To do » Write the material out again exactly as it stands.

[start of Data shown]

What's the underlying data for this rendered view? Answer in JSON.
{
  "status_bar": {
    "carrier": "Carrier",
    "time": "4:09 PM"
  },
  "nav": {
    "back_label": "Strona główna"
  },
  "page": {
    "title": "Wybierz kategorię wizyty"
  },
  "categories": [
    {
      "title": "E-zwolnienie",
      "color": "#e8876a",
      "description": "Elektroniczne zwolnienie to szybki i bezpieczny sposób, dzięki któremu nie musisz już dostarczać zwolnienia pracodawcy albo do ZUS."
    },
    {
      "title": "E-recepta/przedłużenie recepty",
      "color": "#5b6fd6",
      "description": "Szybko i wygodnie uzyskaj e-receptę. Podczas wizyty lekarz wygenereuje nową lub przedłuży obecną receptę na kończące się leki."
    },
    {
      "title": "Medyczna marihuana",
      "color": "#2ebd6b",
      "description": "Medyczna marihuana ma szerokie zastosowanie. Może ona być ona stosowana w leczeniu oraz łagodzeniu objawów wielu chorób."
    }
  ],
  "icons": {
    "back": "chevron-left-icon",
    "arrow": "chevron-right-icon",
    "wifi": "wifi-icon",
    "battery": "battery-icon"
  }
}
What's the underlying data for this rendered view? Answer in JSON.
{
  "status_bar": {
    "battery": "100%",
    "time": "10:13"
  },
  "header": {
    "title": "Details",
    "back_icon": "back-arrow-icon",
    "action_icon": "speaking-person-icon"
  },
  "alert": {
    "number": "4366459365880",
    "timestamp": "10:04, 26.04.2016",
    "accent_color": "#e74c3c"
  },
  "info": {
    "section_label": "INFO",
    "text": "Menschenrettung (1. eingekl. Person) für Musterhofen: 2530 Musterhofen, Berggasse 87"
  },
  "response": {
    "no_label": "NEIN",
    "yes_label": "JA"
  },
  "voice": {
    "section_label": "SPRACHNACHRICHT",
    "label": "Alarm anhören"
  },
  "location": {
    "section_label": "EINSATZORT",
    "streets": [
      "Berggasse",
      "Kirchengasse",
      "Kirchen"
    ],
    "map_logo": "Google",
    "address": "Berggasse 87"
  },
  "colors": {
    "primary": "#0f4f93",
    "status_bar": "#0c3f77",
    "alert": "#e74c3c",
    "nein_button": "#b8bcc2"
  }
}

[end of Data shown]

Answer to this task »
What's the underlying data for this rendered view? Answer in JSON.
{
  "status_bar": {
    "carrier": "Carrier",
    "time": "4:09 PM"
  },
  "nav": {
    "back_label": "Strona główna"
  },
  "page": {
    "title": "Wybierz kategorię wizyty"
  },
  "categories": [
    {
      "title": "E-zwolnienie",
      "color": "#e8876a",
      "description": "Elektroniczne zwolnienie to szybki i bezpieczny sposób, dzięki któremu nie musisz już dostarczać zwolnienia pracodawcy albo do ZUS."
    },
    {
      "title": "E-recepta/przedłużenie recepty",
      "color": "#5b6fd6",
      "description": "Szybko i wygodnie uzyskaj e-receptę. Podczas wizyty lekarz wygenereuje nową lub przedłuży obecną receptę na kończące się leki."
    },
    {
      "title": "Medyczna marihuana",
      "color": "#2ebd6b",
      "description": "Medyczna marihuana ma szerokie zastosowanie. Może ona być ona stosowana w leczeniu oraz łagodzeniu objawów wielu chorób."
    }
  ],
  "icons": {
    "back": "chevron-left-icon",
    "arrow": "chevron-right-icon",
    "wifi": "wifi-icon",
    "battery": "battery-icon"
  }
}
What's the underlying data for this rendered view? Answer in JSON.
{
  "status_bar": {
    "battery": "100%",
    "time": "10:13"
  },
  "header": {
    "title": "Details",
    "back_icon": "back-arrow-icon",
    "action_icon": "speaking-person-icon"
  },
  "alert": {
    "number": "4366459365880",
    "timestamp": "10:04, 26.04.2016",
    "accent_color": "#e74c3c"
  },
  "info": {
    "section_label": "INFO",
    "text": "Menschenrettung (1. eingekl. Person) für Musterhofen: 2530 Musterhofen, Berggasse 87"
  },
  "response": {
    "no_label": "NEIN",
    "yes_label": "JA"
  },
  "voice": {
    "section_label": "SPRACHNACHRICHT",
    "label": "Alarm anhören"
  },
  "location": {
    "section_label": "EINSATZORT",
    "streets": [
      "Berggasse",
      "Kirchengasse",
      "Kirchen"
    ],
    "map_logo": "Google",
    "address": "Berggasse 87"
  },
  "colors": {
    "primary": "#0f4f93",
    "status_bar": "#0c3f77",
    "alert": "#e74c3c",
    "nein_button": "#b8bcc2"
  }
}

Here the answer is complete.